Repeat every entry exactly. Do not include the pictures.

-- DATA TO PROCESS --
————————
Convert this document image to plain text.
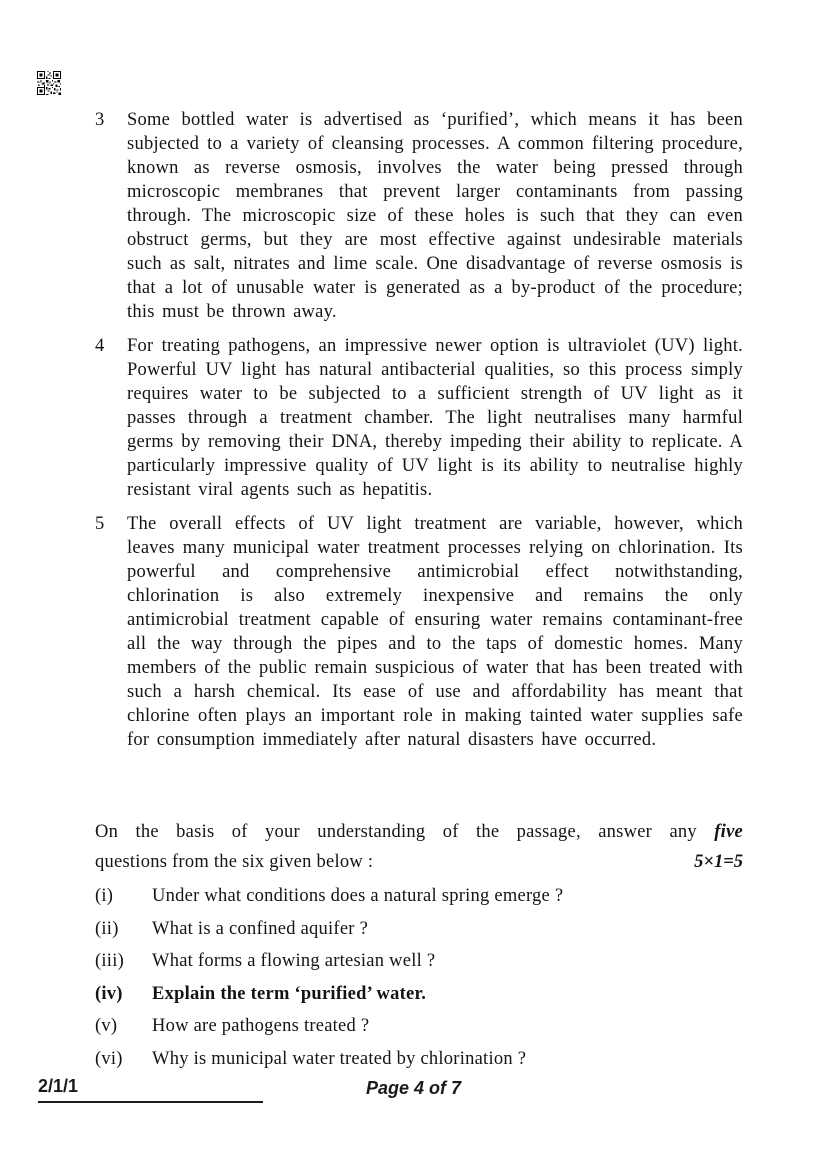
3	Some bottled water is advertised as ‘purified’, which means it has been subjected to a variety of cleansing processes. A common filtering procedure, known as reverse osmosis, involves the water being pressed through microscopic membranes that prevent larger contaminants from passing through. The microscopic size of these holes is such that they can even obstruct germs, but they are most effective against undesirable materials such as salt, nitrates and lime scale. One disadvantage of reverse osmosis is that a lot of unusable water is generated as a by-product of the procedure; this must be thrown away.
4	For treating pathogens, an impressive newer option is ultraviolet (UV) light. Powerful UV light has natural antibacterial qualities, so this process simply requires water to be subjected to a sufficient strength of UV light as it passes through a treatment chamber. The light neutralises many harmful germs by removing their DNA, thereby impeding their ability to replicate. A particularly impressive quality of UV light is its ability to neutralise highly resistant viral agents such as hepatitis.
5	The overall effects of UV light treatment are variable, however, which leaves many municipal water treatment processes relying on chlorination. Its powerful and comprehensive antimicrobial effect notwithstanding, chlorination is also extremely inexpensive and remains the only antimicrobial treatment capable of ensuring water remains contaminant-free all the way through the pipes and to the taps of domestic homes. Many members of the public remain suspicious of water that has been treated with such a harsh chemical. Its ease of use and affordability has meant that chlorine often plays an important role in making tainted water supplies safe for consumption immediately after natural disasters have occurred.
On the basis of your understanding of the passage, answer any five
questions from the six given below :	5×1=5
(i)	Under what conditions does a natural spring emerge ?
(ii)	What is a confined aquifer ?
(iii)	What forms a flowing artesian well ?
(iv)	Explain the term ‘purified’ water.
(v)	How are pathogens treated ?
(vi)	Why is municipal water treated by chlorination ?
2/1/1	Page 4 of 7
————————
-- EXERCISE SOLUTION --
Convert this document image to plain text.
3	Some bottled water is advertised as ‘purified’, which means it has been subjected to a variety of cleansing processes. A common filtering procedure, known as reverse osmosis, involves the water being pressed through microscopic membranes that prevent larger contaminants from passing through. The microscopic size of these holes is such that they can even obstruct germs, but they are most effective against undesirable materials such as salt, nitrates and lime scale. One disadvantage of reverse osmosis is that a lot of unusable water is generated as a by-product of the procedure; this must be thrown away.
4	For treating pathogens, an impressive newer option is ultraviolet (UV) light. Powerful UV light has natural antibacterial qualities, so this process simply requires water to be subjected to a sufficient strength of UV light as it passes through a treatment chamber. The light neutralises many harmful germs by removing their DNA, thereby impeding their ability to replicate. A particularly impressive quality of UV light is its ability to neutralise highly resistant viral agents such as hepatitis.
5	The overall effects of UV light treatment are variable, however, which leaves many municipal water treatment processes relying on chlorination. Its powerful and comprehensive antimicrobial effect notwithstanding, chlorination is also extremely inexpensive and remains the only antimicrobial treatment capable of ensuring water remains contaminant-free all the way through the pipes and to the taps of domestic homes. Many members of the public remain suspicious of water that has been treated with such a harsh chemical. Its ease of use and affordability has meant that chlorine often plays an important role in making tainted water supplies safe for consumption immediately after natural disasters have occurred.
On the basis of your understanding of the passage, answer any five
questions from the six given below :	5×1=5
(i)	Under what conditions does a natural spring emerge ?
(ii)	What is a confined aquifer ?
(iii)	What forms a flowing artesian well ?
(iv)	Explain the term ‘purified’ water.
(v)	How are pathogens treated ?
(vi)	Why is municipal water treated by chlorination ?
2/1/1	Page 4 of 7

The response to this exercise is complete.